→ EXERCISE DETAILS: Gather every line that includes the word "change", please.

Figure record listings:
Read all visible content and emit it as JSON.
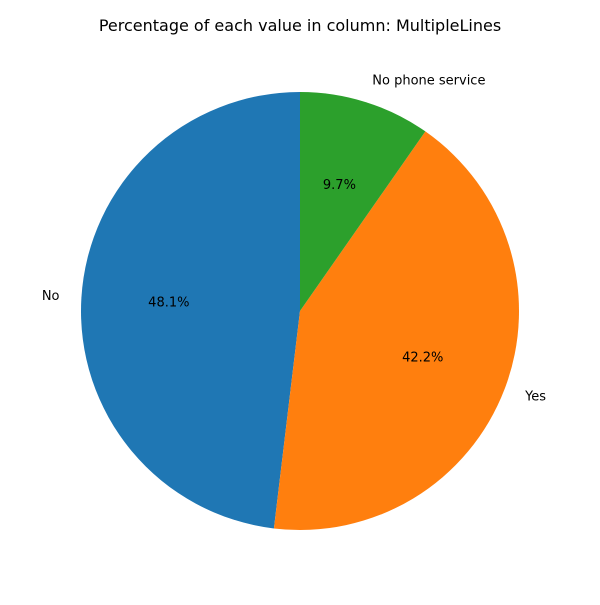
{
  "chart_data": {
    "type": "pie",
    "title": "Percentage of each value in column: MultipleLines",
    "categories": [
      "No",
      "Yes",
      "No phone service"
    ],
    "values": [
      48.1,
      42.2,
      9.7
    ],
    "value_labels": [
      "48.1%",
      "42.2%",
      "9.7%"
    ],
    "colors": [
      "#1f77b4",
      "#ff7f0e",
      "#2ca02c"
    ],
    "start_angle_deg": 90,
    "direction": "counterclockwise",
    "legend": "none"
  }
}
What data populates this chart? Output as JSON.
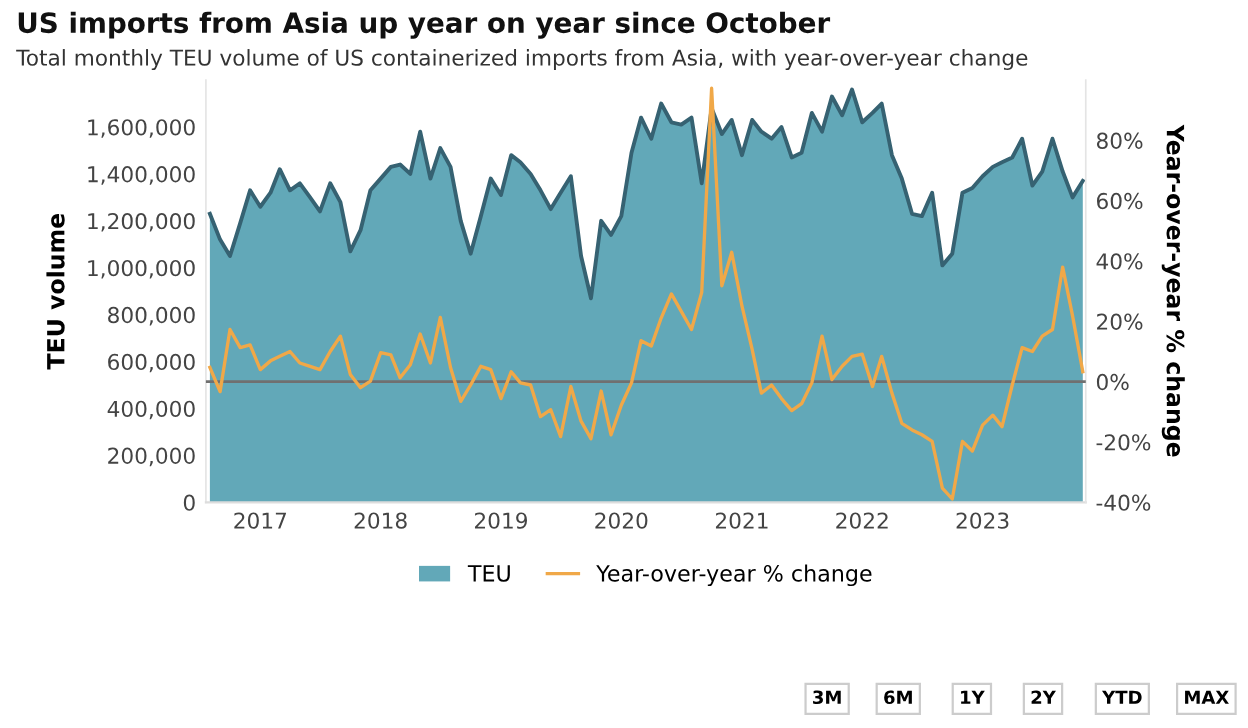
{
  "chart_data": {
    "type": "area",
    "title": "US imports from Asia up year on year since October",
    "subtitle": "Total monthly TEU volume of US containerized imports from Asia, with year-over-year change",
    "ylabel": "TEU volume",
    "y2label": "Year-over-year % change",
    "x": [
      "2016-08",
      "2016-09",
      "2016-10",
      "2016-11",
      "2016-12",
      "2017-01",
      "2017-02",
      "2017-03",
      "2017-04",
      "2017-05",
      "2017-06",
      "2017-07",
      "2017-08",
      "2017-09",
      "2017-10",
      "2017-11",
      "2017-12",
      "2018-01",
      "2018-02",
      "2018-03",
      "2018-04",
      "2018-05",
      "2018-06",
      "2018-07",
      "2018-08",
      "2018-09",
      "2018-10",
      "2018-11",
      "2018-12",
      "2019-01",
      "2019-02",
      "2019-03",
      "2019-04",
      "2019-05",
      "2019-06",
      "2019-07",
      "2019-08",
      "2019-09",
      "2019-10",
      "2019-11",
      "2019-12",
      "2020-01",
      "2020-02",
      "2020-03",
      "2020-04",
      "2020-05",
      "2020-06",
      "2020-07",
      "2020-08",
      "2020-09",
      "2020-10",
      "2020-11",
      "2020-12",
      "2021-01",
      "2021-02",
      "2021-03",
      "2021-04",
      "2021-05",
      "2021-06",
      "2021-07",
      "2021-08",
      "2021-09",
      "2021-10",
      "2021-11",
      "2021-12",
      "2022-01",
      "2022-02",
      "2022-03",
      "2022-04",
      "2022-05",
      "2022-06",
      "2022-07",
      "2022-08",
      "2022-09",
      "2022-10",
      "2022-11",
      "2022-12",
      "2023-01",
      "2023-02",
      "2023-03",
      "2023-04",
      "2023-05",
      "2023-06",
      "2023-07",
      "2023-08",
      "2023-09",
      "2023-10",
      "2023-11"
    ],
    "series": [
      {
        "name": "TEU",
        "color": "#62a8b8",
        "values": [
          1230000,
          1120000,
          1050000,
          1190000,
          1330000,
          1260000,
          1320000,
          1420000,
          1330000,
          1360000,
          1300000,
          1240000,
          1360000,
          1280000,
          1070000,
          1160000,
          1330000,
          1380000,
          1430000,
          1440000,
          1400000,
          1580000,
          1380000,
          1510000,
          1430000,
          1200000,
          1060000,
          1220000,
          1380000,
          1310000,
          1480000,
          1450000,
          1400000,
          1330000,
          1250000,
          1320000,
          1390000,
          1050000,
          870000,
          1200000,
          1140000,
          1220000,
          1490000,
          1640000,
          1550000,
          1700000,
          1620000,
          1610000,
          1640000,
          1360000,
          1680000,
          1570000,
          1630000,
          1480000,
          1630000,
          1580000,
          1550000,
          1600000,
          1470000,
          1490000,
          1660000,
          1580000,
          1730000,
          1650000,
          1760000,
          1620000,
          1660000,
          1700000,
          1480000,
          1380000,
          1230000,
          1220000,
          1320000,
          1010000,
          1060000,
          1320000,
          1340000,
          1390000,
          1430000,
          1450000,
          1470000,
          1550000,
          1350000,
          1410000,
          1550000,
          1410000,
          1300000,
          1370000
        ]
      },
      {
        "name": "Year-over-year % change",
        "type": "line",
        "axis": "y2",
        "color": "#f0a848",
        "values": [
          4.7,
          -3.3,
          17.3,
          11.3,
          12.2,
          4.0,
          6.9,
          8.4,
          10.0,
          6.2,
          5.1,
          4.0,
          10.0,
          15.1,
          2.4,
          -2.0,
          0.2,
          9.6,
          8.9,
          1.3,
          5.6,
          15.8,
          6.2,
          21.3,
          4.7,
          -6.5,
          -1.1,
          5.1,
          4.0,
          -5.6,
          3.3,
          -0.4,
          -1.1,
          -11.6,
          -9.3,
          -18.2,
          -1.6,
          -13.1,
          -18.9,
          -3.1,
          -17.6,
          -7.8,
          -0.4,
          13.6,
          11.8,
          21.1,
          29.1,
          23.3,
          17.3,
          29.6,
          97.3,
          31.8,
          42.9,
          25.1,
          10.7,
          -3.8,
          -1.1,
          -5.6,
          -9.6,
          -7.3,
          -0.4,
          15.1,
          0.7,
          5.1,
          8.4,
          9.1,
          -1.6,
          8.4,
          -3.8,
          -13.8,
          -16.0,
          -17.6,
          -19.8,
          -35.3,
          -38.9,
          -19.8,
          -23.0,
          -14.4,
          -11.1,
          -14.9,
          -1.1,
          11.3,
          10.0,
          15.1,
          17.3,
          38.0,
          21.8,
          3.3
        ]
      }
    ],
    "xlim": [
      "2016-07-20",
      "2023-11-10"
    ],
    "xticks": [
      {
        "value": "2017-01",
        "label": "2017"
      },
      {
        "value": "2018-01",
        "label": "2018"
      },
      {
        "value": "2019-01",
        "label": "2019"
      },
      {
        "value": "2020-01",
        "label": "2020"
      },
      {
        "value": "2021-01",
        "label": "2021"
      },
      {
        "value": "2022-01",
        "label": "2022"
      },
      {
        "value": "2023-01",
        "label": "2023"
      }
    ],
    "ylim": [
      0,
      1800000
    ],
    "yticks": [
      {
        "value": 0,
        "label": "0"
      },
      {
        "value": 200000,
        "label": "200,000"
      },
      {
        "value": 400000,
        "label": "400,000"
      },
      {
        "value": 600000,
        "label": "600,000"
      },
      {
        "value": 800000,
        "label": "800,000"
      },
      {
        "value": 1000000,
        "label": "1,000,000"
      },
      {
        "value": 1200000,
        "label": "1,200,000"
      },
      {
        "value": 1400000,
        "label": "1,400,000"
      },
      {
        "value": 1600000,
        "label": "1,600,000"
      }
    ],
    "y2lim": [
      -40,
      100
    ],
    "y2ticks": [
      {
        "value": -40,
        "label": "-40%"
      },
      {
        "value": -20,
        "label": "-20%"
      },
      {
        "value": 0,
        "label": "0%"
      },
      {
        "value": 20,
        "label": "20%"
      },
      {
        "value": 40,
        "label": "40%"
      },
      {
        "value": 60,
        "label": "60%"
      },
      {
        "value": 80,
        "label": "80%"
      }
    ],
    "ref_lines": [
      {
        "axis": "y2",
        "value": 0,
        "color": "#707070"
      }
    ],
    "grid": false,
    "legend": "bottom",
    "annotations": [
      "3M",
      "6M",
      "1Y",
      "2Y",
      "YTD",
      "MAX"
    ]
  }
}
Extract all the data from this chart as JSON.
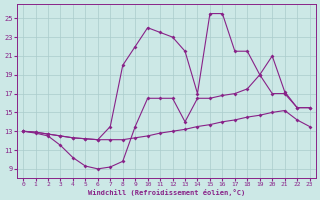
{
  "xlabel": "Windchill (Refroidissement éolien,°C)",
  "background_color": "#cce8e6",
  "grid_color": "#aacccc",
  "line_color": "#882288",
  "xmin": -0.5,
  "xmax": 23.5,
  "ymin": 8,
  "ymax": 26.5,
  "yticks": [
    9,
    11,
    13,
    15,
    17,
    19,
    21,
    23,
    25
  ],
  "xticks": [
    0,
    1,
    2,
    3,
    4,
    5,
    6,
    7,
    8,
    9,
    10,
    11,
    12,
    13,
    14,
    15,
    16,
    17,
    18,
    19,
    20,
    21,
    22,
    23
  ],
  "line1_x": [
    0,
    1,
    2,
    3,
    4,
    5,
    6,
    7,
    8,
    9,
    10,
    11,
    12,
    13,
    14,
    15,
    16,
    17,
    18,
    19,
    20,
    21,
    22,
    23
  ],
  "line1_y": [
    13,
    12.8,
    12.5,
    11.5,
    10.2,
    9.3,
    9.0,
    9.2,
    9.8,
    13.5,
    16.5,
    16.5,
    16.5,
    14.0,
    16.5,
    16.5,
    16.8,
    17.0,
    17.5,
    19.0,
    17.0,
    17.0,
    15.5,
    15.5
  ],
  "line2_x": [
    0,
    1,
    2,
    3,
    4,
    5,
    6,
    7,
    8,
    9,
    10,
    11,
    12,
    13,
    14,
    15,
    16,
    17,
    18,
    19,
    20,
    21,
    22,
    23
  ],
  "line2_y": [
    13,
    12.9,
    12.7,
    12.5,
    12.3,
    12.2,
    12.1,
    12.1,
    12.1,
    12.3,
    12.5,
    12.8,
    13.0,
    13.2,
    13.5,
    13.7,
    14.0,
    14.2,
    14.5,
    14.7,
    15.0,
    15.2,
    14.2,
    13.5
  ],
  "line3_x": [
    0,
    1,
    2,
    3,
    4,
    5,
    6,
    7,
    8,
    9,
    10,
    11,
    12,
    13,
    14,
    15,
    16,
    17,
    18,
    19,
    20,
    21,
    22,
    23
  ],
  "line3_y": [
    13,
    12.9,
    12.7,
    12.5,
    12.3,
    12.2,
    12.1,
    13.5,
    20.0,
    22.0,
    24.0,
    23.5,
    23.0,
    21.5,
    17.0,
    25.5,
    25.5,
    21.5,
    21.5,
    19.0,
    21.0,
    17.2,
    15.5,
    15.5
  ]
}
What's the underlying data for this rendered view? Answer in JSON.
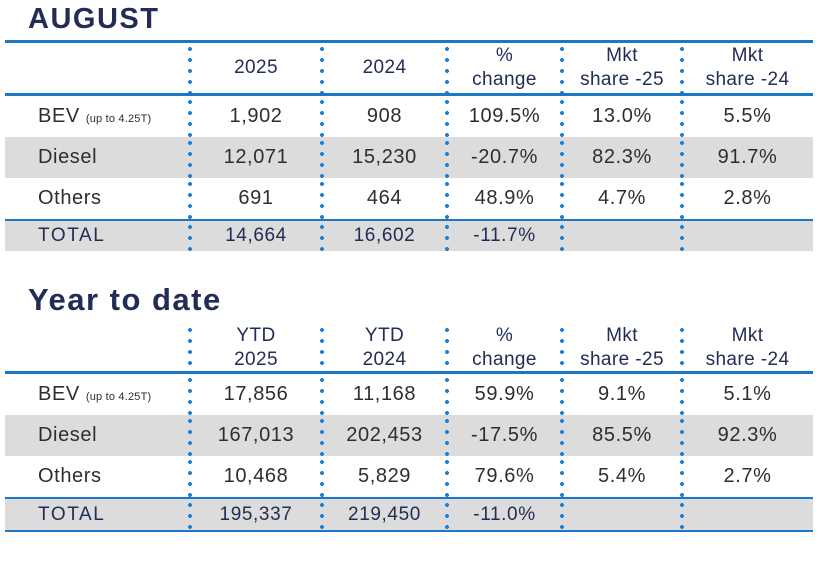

→ WRITTEN SOLUTION:
    "subtitle": "Total monthly TEU volume of US containerized imports from Asia, with year-over-year change",
    "y2label": "Year-over-year % change",
        "name": "Year-over-year % change",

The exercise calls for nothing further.